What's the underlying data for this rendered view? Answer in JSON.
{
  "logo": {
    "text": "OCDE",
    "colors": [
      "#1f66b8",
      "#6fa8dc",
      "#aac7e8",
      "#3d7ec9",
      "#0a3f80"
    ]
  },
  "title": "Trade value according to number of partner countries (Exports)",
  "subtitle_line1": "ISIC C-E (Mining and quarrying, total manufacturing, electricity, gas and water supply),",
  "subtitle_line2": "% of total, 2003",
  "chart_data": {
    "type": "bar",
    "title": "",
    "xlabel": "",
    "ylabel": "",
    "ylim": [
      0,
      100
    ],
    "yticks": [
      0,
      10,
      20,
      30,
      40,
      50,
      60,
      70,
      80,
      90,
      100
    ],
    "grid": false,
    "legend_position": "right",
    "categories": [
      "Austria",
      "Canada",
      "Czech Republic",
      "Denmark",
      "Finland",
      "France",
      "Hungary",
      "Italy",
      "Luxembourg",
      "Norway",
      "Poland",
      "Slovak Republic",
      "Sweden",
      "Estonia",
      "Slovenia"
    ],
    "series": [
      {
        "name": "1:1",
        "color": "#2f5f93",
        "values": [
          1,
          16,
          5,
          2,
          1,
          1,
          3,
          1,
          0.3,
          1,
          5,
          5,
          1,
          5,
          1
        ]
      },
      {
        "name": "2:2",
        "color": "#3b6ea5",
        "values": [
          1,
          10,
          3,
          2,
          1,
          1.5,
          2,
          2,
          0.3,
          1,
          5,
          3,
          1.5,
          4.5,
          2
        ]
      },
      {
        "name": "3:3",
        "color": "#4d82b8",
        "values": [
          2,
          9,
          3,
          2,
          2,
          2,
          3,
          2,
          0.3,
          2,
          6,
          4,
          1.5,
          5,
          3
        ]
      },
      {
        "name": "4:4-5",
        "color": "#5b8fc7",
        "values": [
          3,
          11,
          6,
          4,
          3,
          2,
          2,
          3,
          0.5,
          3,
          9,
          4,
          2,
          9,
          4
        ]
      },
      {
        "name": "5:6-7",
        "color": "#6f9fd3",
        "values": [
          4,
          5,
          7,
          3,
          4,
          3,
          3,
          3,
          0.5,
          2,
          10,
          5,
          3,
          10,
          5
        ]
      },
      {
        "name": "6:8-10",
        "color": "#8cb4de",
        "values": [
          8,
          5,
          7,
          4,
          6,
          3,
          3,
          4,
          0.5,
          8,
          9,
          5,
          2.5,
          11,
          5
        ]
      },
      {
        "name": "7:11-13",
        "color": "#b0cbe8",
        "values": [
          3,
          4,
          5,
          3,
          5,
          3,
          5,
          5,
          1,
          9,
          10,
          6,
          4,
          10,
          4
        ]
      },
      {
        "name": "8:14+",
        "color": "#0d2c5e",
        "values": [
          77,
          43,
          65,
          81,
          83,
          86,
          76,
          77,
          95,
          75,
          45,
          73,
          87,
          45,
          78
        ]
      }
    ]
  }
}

====

§ Written instruction
Every line of the data above should be copied exactly.

§ Solved problem
What's the underlying data for this rendered view? Answer in JSON.
{
  "logo": {
    "text": "OCDE",
    "colors": [
      "#1f66b8",
      "#6fa8dc",
      "#aac7e8",
      "#3d7ec9",
      "#0a3f80"
    ]
  },
  "title": "Trade value according to number of partner countries (Exports)",
  "subtitle_line1": "ISIC C-E (Mining and quarrying, total manufacturing, electricity, gas and water supply),",
  "subtitle_line2": "% of total, 2003",
  "chart_data": {
    "type": "bar",
    "title": "",
    "xlabel": "",
    "ylabel": "",
    "ylim": [
      0,
      100
    ],
    "yticks": [
      0,
      10,
      20,
      30,
      40,
      50,
      60,
      70,
      80,
      90,
      100
    ],
    "grid": false,
    "legend_position": "right",
    "categories": [
      "Austria",
      "Canada",
      "Czech Republic",
      "Denmark",
      "Finland",
      "France",
      "Hungary",
      "Italy",
      "Luxembourg",
      "Norway",
      "Poland",
      "Slovak Republic",
      "Sweden",
      "Estonia",
      "Slovenia"
    ],
    "series": [
      {
        "name": "1:1",
        "color": "#2f5f93",
        "values": [
          1,
          16,
          5,
          2,
          1,
          1,
          3,
          1,
          0.3,
          1,
          5,
          5,
          1,
          5,
          1
        ]
      },
      {
        "name": "2:2",
        "color": "#3b6ea5",
        "values": [
          1,
          10,
          3,
          2,
          1,
          1.5,
          2,
          2,
          0.3,
          1,
          5,
          3,
          1.5,
          4.5,
          2
        ]
      },
      {
        "name": "3:3",
        "color": "#4d82b8",
        "values": [
          2,
          9,
          3,
          2,
          2,
          2,
          3,
          2,
          0.3,
          2,
          6,
          4,
          1.5,
          5,
          3
        ]
      },
      {
        "name": "4:4-5",
        "color": "#5b8fc7",
        "values": [
          3,
          11,
          6,
          4,
          3,
          2,
          2,
          3,
          0.5,
          3,
          9,
          4,
          2,
          9,
          4
        ]
      },
      {
        "name": "5:6-7",
        "color": "#6f9fd3",
        "values": [
          4,
          5,
          7,
          3,
          4,
          3,
          3,
          3,
          0.5,
          2,
          10,
          5,
          3,
          10,
          5
        ]
      },
      {
        "name": "6:8-10",
        "color": "#8cb4de",
        "values": [
          8,
          5,
          7,
          4,
          6,
          3,
          3,
          4,
          0.5,
          8,
          9,
          5,
          2.5,
          11,
          5
        ]
      },
      {
        "name": "7:11-13",
        "color": "#b0cbe8",
        "values": [
          3,
          4,
          5,
          3,
          5,
          3,
          5,
          5,
          1,
          9,
          10,
          6,
          4,
          10,
          4
        ]
      },
      {
        "name": "8:14+",
        "color": "#0d2c5e",
        "values": [
          77,
          43,
          65,
          81,
          83,
          86,
          76,
          77,
          95,
          75,
          45,
          73,
          87,
          45,
          78
        ]
      }
    ]
  }
}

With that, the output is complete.